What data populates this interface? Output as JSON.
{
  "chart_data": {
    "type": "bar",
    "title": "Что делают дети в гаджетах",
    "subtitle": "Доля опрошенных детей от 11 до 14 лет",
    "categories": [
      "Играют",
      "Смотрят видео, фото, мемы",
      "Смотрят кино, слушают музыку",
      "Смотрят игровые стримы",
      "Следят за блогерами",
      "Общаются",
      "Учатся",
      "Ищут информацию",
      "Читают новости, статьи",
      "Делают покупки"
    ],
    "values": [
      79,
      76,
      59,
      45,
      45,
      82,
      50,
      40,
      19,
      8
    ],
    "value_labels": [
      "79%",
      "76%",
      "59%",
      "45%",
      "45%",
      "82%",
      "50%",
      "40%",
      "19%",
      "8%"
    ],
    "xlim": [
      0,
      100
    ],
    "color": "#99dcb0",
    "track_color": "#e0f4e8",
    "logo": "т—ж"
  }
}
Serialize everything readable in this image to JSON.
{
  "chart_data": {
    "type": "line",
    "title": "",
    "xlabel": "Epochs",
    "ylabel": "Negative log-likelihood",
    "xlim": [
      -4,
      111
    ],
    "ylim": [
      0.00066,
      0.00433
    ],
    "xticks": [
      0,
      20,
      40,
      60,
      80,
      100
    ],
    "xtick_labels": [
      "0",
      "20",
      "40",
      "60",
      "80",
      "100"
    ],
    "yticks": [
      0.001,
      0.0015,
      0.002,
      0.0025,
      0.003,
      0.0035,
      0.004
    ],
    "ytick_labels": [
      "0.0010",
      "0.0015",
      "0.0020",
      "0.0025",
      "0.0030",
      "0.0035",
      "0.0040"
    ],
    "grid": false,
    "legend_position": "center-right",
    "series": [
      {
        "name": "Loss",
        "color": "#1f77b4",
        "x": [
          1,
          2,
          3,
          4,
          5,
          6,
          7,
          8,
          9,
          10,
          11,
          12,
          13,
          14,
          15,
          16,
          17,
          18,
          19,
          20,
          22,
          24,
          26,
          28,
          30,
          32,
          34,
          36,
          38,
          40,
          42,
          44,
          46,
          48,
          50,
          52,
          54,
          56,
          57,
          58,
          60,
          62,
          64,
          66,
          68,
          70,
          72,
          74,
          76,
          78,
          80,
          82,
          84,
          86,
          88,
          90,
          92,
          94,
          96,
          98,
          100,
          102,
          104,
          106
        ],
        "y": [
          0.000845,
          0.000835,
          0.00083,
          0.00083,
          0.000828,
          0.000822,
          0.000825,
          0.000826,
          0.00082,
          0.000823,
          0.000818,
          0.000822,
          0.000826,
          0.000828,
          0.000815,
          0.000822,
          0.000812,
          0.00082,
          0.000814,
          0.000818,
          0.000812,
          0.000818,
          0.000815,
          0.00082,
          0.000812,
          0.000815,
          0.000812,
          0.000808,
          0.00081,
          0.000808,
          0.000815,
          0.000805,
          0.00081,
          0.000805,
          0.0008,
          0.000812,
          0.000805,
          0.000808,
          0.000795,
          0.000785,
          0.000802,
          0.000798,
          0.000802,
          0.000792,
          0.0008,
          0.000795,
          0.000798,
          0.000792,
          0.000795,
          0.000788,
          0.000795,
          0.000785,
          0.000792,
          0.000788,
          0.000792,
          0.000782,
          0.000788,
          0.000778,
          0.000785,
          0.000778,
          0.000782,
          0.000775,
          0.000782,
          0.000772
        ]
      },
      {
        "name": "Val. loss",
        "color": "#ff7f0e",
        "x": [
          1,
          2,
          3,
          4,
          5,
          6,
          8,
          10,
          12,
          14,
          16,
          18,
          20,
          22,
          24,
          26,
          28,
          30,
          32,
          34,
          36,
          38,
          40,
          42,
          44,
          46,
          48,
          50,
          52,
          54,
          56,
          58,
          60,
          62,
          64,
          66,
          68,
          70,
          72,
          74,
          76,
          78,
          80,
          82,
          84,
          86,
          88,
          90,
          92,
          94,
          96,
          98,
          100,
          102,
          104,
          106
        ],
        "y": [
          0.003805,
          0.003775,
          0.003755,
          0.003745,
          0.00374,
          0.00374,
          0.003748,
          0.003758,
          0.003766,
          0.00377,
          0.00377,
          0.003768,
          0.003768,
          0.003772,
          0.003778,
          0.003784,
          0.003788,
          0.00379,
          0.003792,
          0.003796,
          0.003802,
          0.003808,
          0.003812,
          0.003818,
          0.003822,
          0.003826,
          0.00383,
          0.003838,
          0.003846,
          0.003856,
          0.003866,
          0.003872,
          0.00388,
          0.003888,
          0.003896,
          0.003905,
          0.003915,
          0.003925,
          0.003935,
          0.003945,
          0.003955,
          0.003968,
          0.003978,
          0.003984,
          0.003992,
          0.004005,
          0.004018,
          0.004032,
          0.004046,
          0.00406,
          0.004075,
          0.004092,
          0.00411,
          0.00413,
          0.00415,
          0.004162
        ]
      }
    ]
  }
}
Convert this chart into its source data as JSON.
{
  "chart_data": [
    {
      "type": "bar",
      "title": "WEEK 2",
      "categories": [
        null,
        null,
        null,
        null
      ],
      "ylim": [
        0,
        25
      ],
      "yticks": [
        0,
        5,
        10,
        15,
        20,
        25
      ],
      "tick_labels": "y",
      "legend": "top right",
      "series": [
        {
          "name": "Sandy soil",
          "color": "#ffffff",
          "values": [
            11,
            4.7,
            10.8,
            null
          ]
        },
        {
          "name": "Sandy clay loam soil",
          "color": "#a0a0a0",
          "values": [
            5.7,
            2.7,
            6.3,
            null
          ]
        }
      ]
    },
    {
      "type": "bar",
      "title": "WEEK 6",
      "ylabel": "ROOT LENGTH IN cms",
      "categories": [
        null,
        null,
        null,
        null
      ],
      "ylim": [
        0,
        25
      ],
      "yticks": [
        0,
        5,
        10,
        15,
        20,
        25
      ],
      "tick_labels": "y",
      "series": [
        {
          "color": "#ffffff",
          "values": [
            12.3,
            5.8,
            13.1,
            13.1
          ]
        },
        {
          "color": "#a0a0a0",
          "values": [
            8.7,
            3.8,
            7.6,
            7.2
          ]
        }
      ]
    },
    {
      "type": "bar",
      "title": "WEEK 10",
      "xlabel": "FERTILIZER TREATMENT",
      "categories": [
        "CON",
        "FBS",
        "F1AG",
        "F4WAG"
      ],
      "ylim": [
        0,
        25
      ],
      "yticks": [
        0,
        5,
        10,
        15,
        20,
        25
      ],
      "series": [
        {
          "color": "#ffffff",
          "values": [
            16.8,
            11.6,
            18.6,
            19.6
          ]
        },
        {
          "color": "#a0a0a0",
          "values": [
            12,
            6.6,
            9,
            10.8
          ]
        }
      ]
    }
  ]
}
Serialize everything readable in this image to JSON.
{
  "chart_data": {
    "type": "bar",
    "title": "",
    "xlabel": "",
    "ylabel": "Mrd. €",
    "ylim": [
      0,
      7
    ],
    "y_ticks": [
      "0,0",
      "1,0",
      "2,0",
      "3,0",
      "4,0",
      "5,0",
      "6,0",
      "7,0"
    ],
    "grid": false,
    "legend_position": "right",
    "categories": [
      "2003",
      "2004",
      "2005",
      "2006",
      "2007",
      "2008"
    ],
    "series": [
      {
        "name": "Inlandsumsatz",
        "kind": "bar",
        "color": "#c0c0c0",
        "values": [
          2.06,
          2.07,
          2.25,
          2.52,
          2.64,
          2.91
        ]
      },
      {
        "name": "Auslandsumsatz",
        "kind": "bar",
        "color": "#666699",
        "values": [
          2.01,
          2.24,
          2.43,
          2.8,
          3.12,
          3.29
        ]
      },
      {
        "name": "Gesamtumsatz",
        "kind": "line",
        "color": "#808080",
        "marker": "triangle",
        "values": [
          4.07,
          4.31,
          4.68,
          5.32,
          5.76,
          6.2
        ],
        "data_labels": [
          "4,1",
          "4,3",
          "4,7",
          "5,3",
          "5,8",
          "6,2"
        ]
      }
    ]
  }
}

---------------

YOUR OBJECTIVE –
From the entries above, copy each line holding "name".

COMPLETE OUTPUT –
        "name": "Loss",
        "name": "Val. loss",
          "name": "Sandy soil",
          "name": "Sandy clay loam soil",
        "name": "Inlandsumsatz",
        "name": "Auslandsumsatz",
        "name": "Gesamtumsatz",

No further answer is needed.